- **PROBLEM SET**:
• a. In the SPDE passage, what name does FEM theory give to the matrix $\mathbf{C}$?
• b. Continue the SPDE passage from its last sentence.

Recall that we are assuming $\beta=1$ , so our SPDE is given by $(\kappa^2 - \Delta) X(\mathbf{s}) = \dot{\mathcal{M}}(\mathbf{s}),\quad \mathbf{s}\in\mathcal{D}.$

Let us introduce some notation regarding the finite element method (FEM). Let $V_n = {\rm span}\{\varphi_1,\ldots,\varphi_n\}$, where $\varphi_i(\mathbf{s}), i=1,\ldots, n$ are piecewise linear basis functions obtained from a triangulation of $\mathcal{D}$ .

An approximate solution $X_n$ of $X$ is written in terms of the finite element basis functions as $X_n(\mathbf{s}) = \sum_{i=1}^n w_i \varphi_i(\mathbf{s}),$ where $w_i$ are the FEM weights. Let, also, $\mathbf{f} = (\dot{\mathcal{M}}(\varphi_1),\ldots, \dot{\mathcal{M}}(\varphi_n)),$ Therefore, given a vector $\mathbf{V} = (V_1,\ldots,V_n)$ of independent stochastic variances (in our case, positive infinitely divisible random variables), we obtain that $$\mathbf{f}|\mathbf{V} \sim N(\gamma + \mu\mathbf{V}, \sigma^2{\rm diag}(\mathbf{V})).$$

Let us now introduce some useful notation. Let $\mathbf{C}$ be the $n\times n$ matrix with $(i,j)$ th entry given by $\mathbf{C}_{i,j} = \int_{\mathcal{D}} \varphi_i(\mathbf{s})\varphi_j(\mathbf{s}) d\mathbf{s}.$ The matrix $\mathbf{C}$ is known as the mass matrix in FEM theory. Let, also, $\mathbf{G}$ be the $n\times n$ matrix with $(i,j)$ th entry given by $\mathbf{G}_{i,j} = \int_{\mathcal{D}} \nabla \varphi_i(\mathbf{s})\nabla\varphi_j(\mathbf{s})d\mathbf{s}.$ The matrix $\mathbf{G}$ is known in FEM theory as stiffness matrix. Finally, let $h_i = \int_{\mathcal{D}} \varphi_i(\mathbf{s}) d\mathbf{s}, \quad i=1,\ldots,n.$ Recall that $\gamma = -\mu E(V)$ . $\mathbf{V}$ is chosen such that $E[V_i] = h_i$ to ensure parameter identifiability. Then, we have that the FEM weights $\mathbf{w} = (w_1,\ldots,w_n)$ satisfy $$\mathbf{w}|\mathbf{V} \sim N(\mathbf{K}^{-1}(-\mu \mathbf{h}+\mu\mathbf{V}), \sigma^2\mathbf{K}^{-1}{\rm diag}(\mathbf{V})\mathbf{K}^{-1}),$$ where $\mathbf{K} = \kappa^2\mathbf{C}+\mathbf{G}$ is the discretization of the differential operator and $\mathbf{h} = (h_1,\ldots,h_n)$ .

Prediction

In order to illustrate predictions we will assume that the parameters $\kappa$ , $\sigma$ and $\sigma_\varepsilon$ are known. The case of unknown parameters will be treated in the next section.

- **SUPPLIED ENTRIES**:
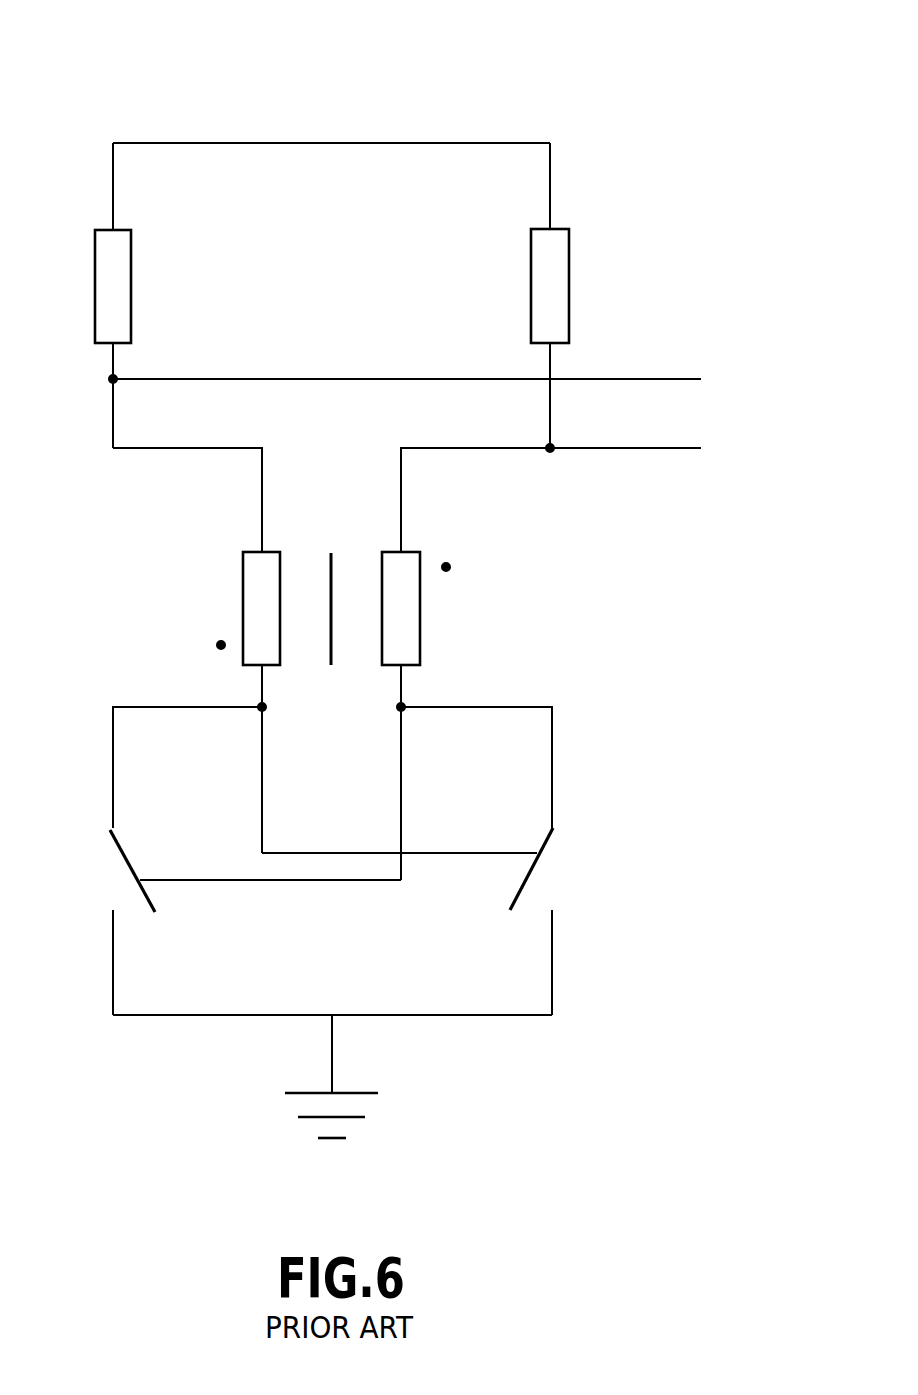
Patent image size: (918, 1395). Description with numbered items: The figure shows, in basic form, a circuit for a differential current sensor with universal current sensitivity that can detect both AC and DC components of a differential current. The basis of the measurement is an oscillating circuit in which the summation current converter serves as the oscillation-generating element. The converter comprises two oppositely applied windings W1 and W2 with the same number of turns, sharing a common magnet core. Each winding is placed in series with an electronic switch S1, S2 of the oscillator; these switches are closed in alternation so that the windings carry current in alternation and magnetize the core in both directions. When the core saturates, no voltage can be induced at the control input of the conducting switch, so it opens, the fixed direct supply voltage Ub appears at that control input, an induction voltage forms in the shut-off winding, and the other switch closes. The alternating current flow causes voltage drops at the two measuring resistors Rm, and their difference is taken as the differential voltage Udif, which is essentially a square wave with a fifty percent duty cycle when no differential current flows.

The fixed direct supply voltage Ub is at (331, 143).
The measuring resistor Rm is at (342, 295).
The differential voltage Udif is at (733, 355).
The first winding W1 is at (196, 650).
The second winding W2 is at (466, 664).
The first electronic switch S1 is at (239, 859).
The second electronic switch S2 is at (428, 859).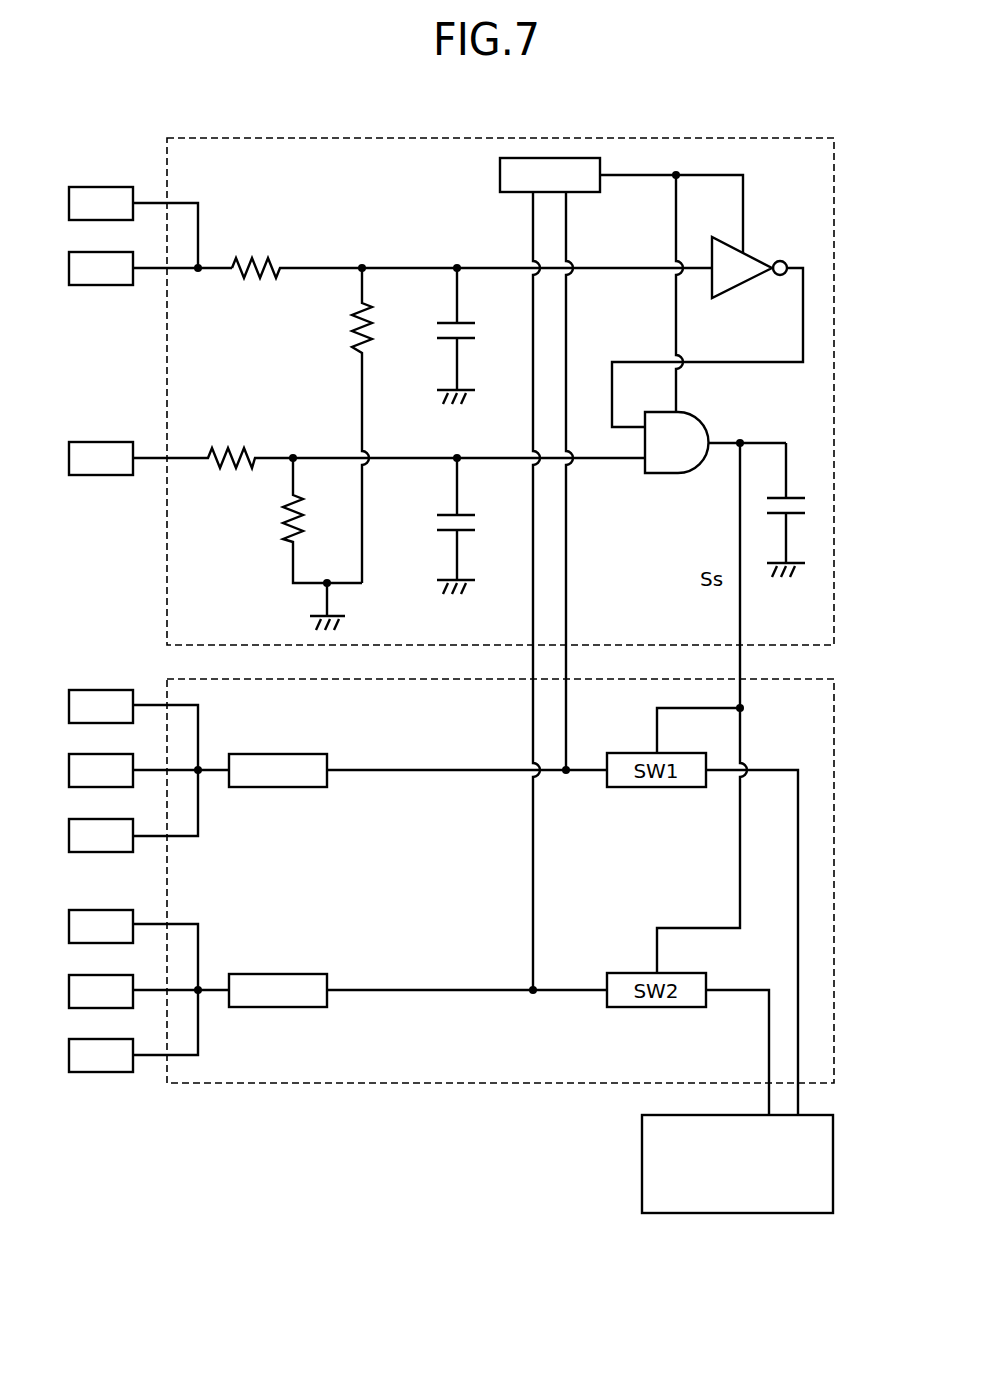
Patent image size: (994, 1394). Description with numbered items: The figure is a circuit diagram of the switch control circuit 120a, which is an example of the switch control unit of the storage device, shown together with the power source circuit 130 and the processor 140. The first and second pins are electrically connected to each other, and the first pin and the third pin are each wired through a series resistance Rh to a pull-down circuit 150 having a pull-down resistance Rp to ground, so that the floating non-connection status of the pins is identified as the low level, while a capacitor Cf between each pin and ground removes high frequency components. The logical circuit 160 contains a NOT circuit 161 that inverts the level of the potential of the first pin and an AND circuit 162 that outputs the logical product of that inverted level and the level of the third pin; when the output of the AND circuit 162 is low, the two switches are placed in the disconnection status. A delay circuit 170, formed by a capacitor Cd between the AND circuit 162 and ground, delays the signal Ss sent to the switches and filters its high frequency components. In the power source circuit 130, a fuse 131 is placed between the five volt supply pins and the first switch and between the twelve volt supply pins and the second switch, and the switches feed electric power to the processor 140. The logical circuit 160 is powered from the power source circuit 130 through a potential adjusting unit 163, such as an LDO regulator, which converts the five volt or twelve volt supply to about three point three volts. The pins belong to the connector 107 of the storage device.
* * *
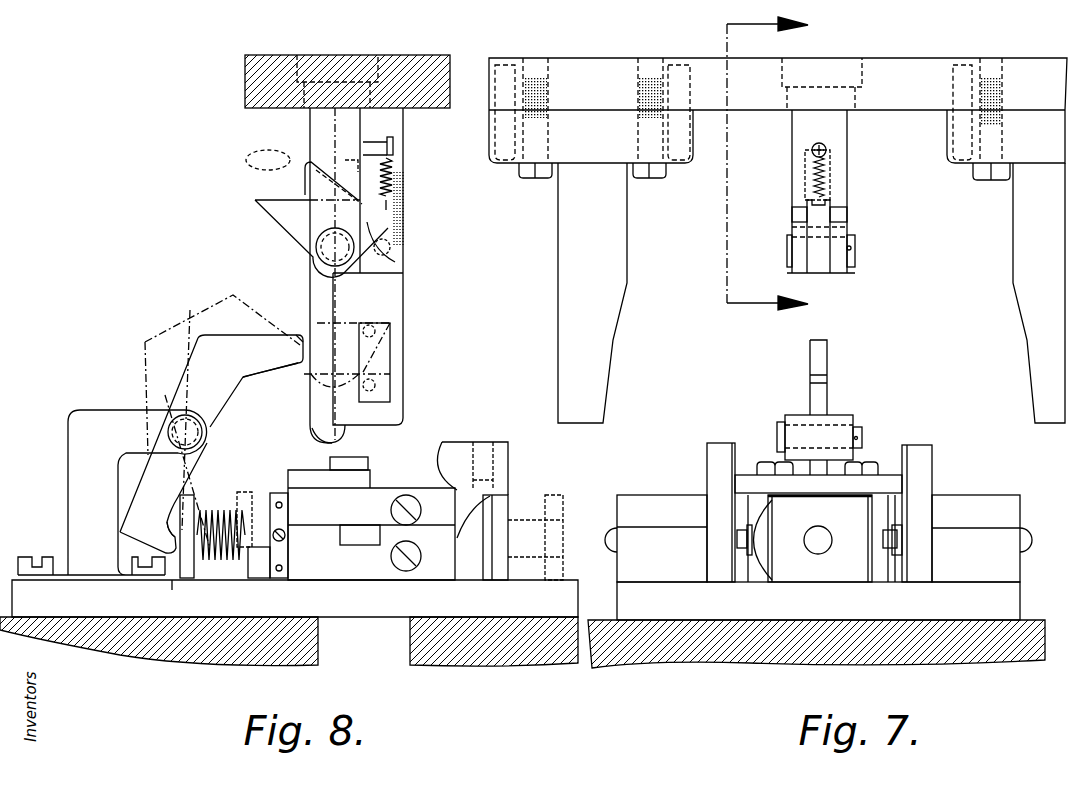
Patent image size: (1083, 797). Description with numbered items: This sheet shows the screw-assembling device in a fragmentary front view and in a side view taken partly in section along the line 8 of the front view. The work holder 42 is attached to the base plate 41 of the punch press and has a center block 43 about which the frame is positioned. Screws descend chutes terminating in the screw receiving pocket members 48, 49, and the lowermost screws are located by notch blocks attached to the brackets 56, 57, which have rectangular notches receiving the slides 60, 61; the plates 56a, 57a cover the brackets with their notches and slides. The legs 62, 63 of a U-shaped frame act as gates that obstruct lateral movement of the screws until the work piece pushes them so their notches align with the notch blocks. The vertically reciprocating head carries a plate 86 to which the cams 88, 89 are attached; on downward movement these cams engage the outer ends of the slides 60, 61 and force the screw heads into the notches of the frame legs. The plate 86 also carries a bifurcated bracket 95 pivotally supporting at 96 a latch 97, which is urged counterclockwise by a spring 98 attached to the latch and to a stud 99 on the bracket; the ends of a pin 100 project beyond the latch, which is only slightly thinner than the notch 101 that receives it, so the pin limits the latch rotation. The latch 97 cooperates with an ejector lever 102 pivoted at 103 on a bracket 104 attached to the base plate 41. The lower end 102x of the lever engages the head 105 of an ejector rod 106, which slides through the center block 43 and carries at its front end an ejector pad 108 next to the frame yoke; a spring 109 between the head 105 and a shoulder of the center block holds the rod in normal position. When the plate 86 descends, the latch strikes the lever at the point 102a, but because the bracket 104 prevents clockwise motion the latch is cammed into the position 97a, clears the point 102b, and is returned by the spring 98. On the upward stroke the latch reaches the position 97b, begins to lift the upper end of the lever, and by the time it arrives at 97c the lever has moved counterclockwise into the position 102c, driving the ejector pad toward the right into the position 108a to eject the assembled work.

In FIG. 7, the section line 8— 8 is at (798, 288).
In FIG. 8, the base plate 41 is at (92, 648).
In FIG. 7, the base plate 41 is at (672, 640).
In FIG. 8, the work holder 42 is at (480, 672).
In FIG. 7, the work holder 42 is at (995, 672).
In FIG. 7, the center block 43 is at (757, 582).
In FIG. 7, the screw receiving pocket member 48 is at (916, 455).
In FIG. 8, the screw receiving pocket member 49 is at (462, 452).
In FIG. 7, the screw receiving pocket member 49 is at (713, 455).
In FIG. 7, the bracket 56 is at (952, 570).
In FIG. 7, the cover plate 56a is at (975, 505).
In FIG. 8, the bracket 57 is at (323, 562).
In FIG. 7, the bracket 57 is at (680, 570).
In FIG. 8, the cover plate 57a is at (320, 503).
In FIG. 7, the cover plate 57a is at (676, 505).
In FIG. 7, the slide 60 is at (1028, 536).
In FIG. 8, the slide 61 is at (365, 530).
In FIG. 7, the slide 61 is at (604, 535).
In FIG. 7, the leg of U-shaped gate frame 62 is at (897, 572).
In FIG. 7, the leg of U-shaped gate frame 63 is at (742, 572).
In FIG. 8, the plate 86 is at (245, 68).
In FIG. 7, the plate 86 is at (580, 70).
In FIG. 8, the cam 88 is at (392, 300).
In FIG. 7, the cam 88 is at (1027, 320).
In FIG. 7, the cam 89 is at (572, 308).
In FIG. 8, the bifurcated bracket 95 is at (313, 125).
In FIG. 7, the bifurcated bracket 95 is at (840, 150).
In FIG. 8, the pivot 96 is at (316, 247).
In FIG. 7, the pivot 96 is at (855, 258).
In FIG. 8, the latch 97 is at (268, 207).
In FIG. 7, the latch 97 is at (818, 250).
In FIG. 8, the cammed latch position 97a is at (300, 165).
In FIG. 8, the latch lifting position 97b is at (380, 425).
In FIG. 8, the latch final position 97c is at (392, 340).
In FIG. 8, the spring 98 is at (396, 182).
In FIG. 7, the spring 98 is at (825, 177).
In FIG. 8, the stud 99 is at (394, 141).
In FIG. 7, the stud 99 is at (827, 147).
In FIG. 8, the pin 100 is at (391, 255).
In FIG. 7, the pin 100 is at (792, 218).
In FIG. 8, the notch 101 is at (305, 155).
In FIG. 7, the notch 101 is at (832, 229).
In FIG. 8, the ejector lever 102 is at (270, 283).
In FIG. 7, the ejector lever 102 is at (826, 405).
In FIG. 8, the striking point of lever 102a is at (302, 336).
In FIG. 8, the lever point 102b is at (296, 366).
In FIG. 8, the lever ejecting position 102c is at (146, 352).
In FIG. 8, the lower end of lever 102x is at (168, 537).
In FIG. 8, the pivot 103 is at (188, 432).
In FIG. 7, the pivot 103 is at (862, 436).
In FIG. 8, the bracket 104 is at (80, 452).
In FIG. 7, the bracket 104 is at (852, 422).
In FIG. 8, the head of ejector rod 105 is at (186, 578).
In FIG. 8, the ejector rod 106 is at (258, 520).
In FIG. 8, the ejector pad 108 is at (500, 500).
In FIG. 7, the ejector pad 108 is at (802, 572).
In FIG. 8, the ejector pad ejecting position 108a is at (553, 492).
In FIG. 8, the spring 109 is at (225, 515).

- **RESULTS FOR EACH TASK**:
• a. The mass matrix.

• b.
Our goal in this section is to perform prediction of the latent field $X$ at locations where there are no observations. Usually, when doing such predictions, one provides mean and variance of the predictive distribution. We will now describe how one can generate these quantities when assuming the model defined in the previous sections.

Let us assume we want to obtain predictions at locations $\widetilde{\mathbf{s}}_1, \ldots, \widetilde{\mathbf{s}}_p \in \mathcal{D}$ , where $p\in \mathbb{N}$ .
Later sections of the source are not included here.